Task statement:
Go through the entries below and print each one exactly, leaving out pictures.

Start of Dataset content

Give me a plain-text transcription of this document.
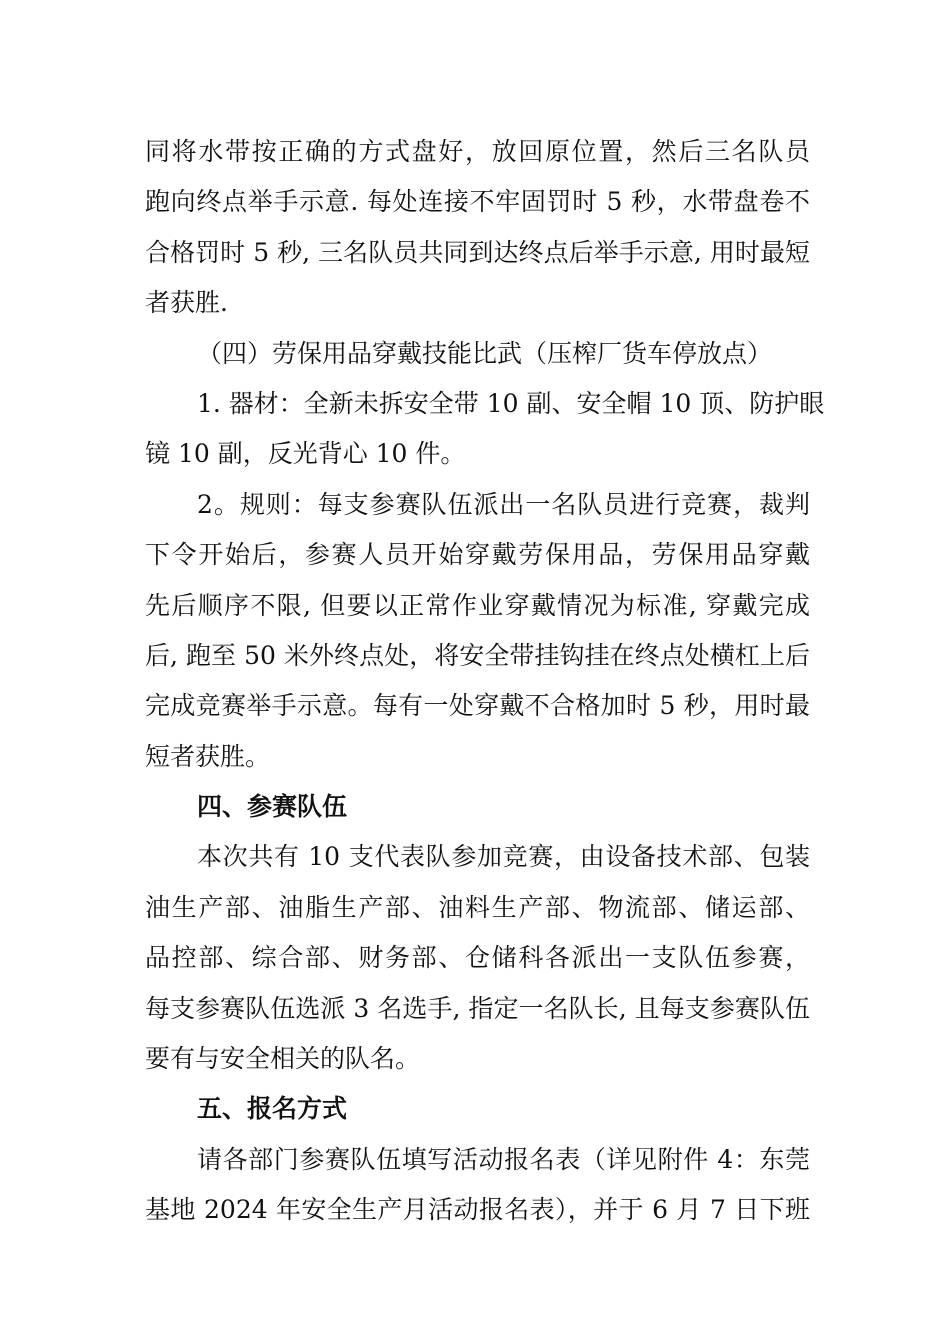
同将水带按正确的方式盘好，放回原位置，然后三名队员
跑向终点举手示意. 每处连接不牢固罚时 5 秒，水带盘卷不
合格罚时 5 秒, 三名队员共同到达终点后举手示意, 用时最短
者获胜.
（四）劳保用品穿戴技能比武（压榨厂货车停放点）
1. 器材：全新未拆安全带 10 副、安全帽 10 顶、防护眼
镜 10 副，反光背心 10 件。
2。规则：每支参赛队伍派出一名队员进行竞赛，裁判
下令开始后，参赛人员开始穿戴劳保用品，劳保用品穿戴
先后顺序不限, 但要以正常作业穿戴情况为标准, 穿戴完成
后, 跑至 50 米外终点处，将安全带挂钩挂在终点处横杠上后
完成竞赛举手示意。每有一处穿戴不合格加时 5 秒，用时最
短者获胜。
四、参赛队伍
本次共有 10 支代表队参加竞赛，由设备技术部、包装
油生产部、油脂生产部、油料生产部、物流部、储运部、
品控部、综合部、财务部、仓储科各派出一支队伍参赛，
每支参赛队伍选派 3 名选手, 指定一名队长, 且每支参赛队伍
要有与安全相关的队名。
五、报名方式
请各部门参赛队伍填写活动报名表（详见附件 4：东莞
基地 2024 年安全生产月活动报名表），并于 6 月 7 日下班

End of Dataset content

Task solution:
Give me a plain-text transcription of this document.
同将水带按正确的方式盘好，放回原位置，然后三名队员
跑向终点举手示意. 每处连接不牢固罚时 5 秒，水带盘卷不
合格罚时 5 秒, 三名队员共同到达终点后举手示意, 用时最短
者获胜.
（四）劳保用品穿戴技能比武（压榨厂货车停放点）
1. 器材：全新未拆安全带 10 副、安全帽 10 顶、防护眼
镜 10 副，反光背心 10 件。
2。规则：每支参赛队伍派出一名队员进行竞赛，裁判
下令开始后，参赛人员开始穿戴劳保用品，劳保用品穿戴
先后顺序不限, 但要以正常作业穿戴情况为标准, 穿戴完成
后, 跑至 50 米外终点处，将安全带挂钩挂在终点处横杠上后
完成竞赛举手示意。每有一处穿戴不合格加时 5 秒，用时最
短者获胜。
四、参赛队伍
本次共有 10 支代表队参加竞赛，由设备技术部、包装
油生产部、油脂生产部、油料生产部、物流部、储运部、
品控部、综合部、财务部、仓储科各派出一支队伍参赛，
每支参赛队伍选派 3 名选手, 指定一名队长, 且每支参赛队伍
要有与安全相关的队名。
五、报名方式
请各部门参赛队伍填写活动报名表（详见附件 4：东莞
基地 2024 年安全生产月活动报名表），并于 6 月 7 日下班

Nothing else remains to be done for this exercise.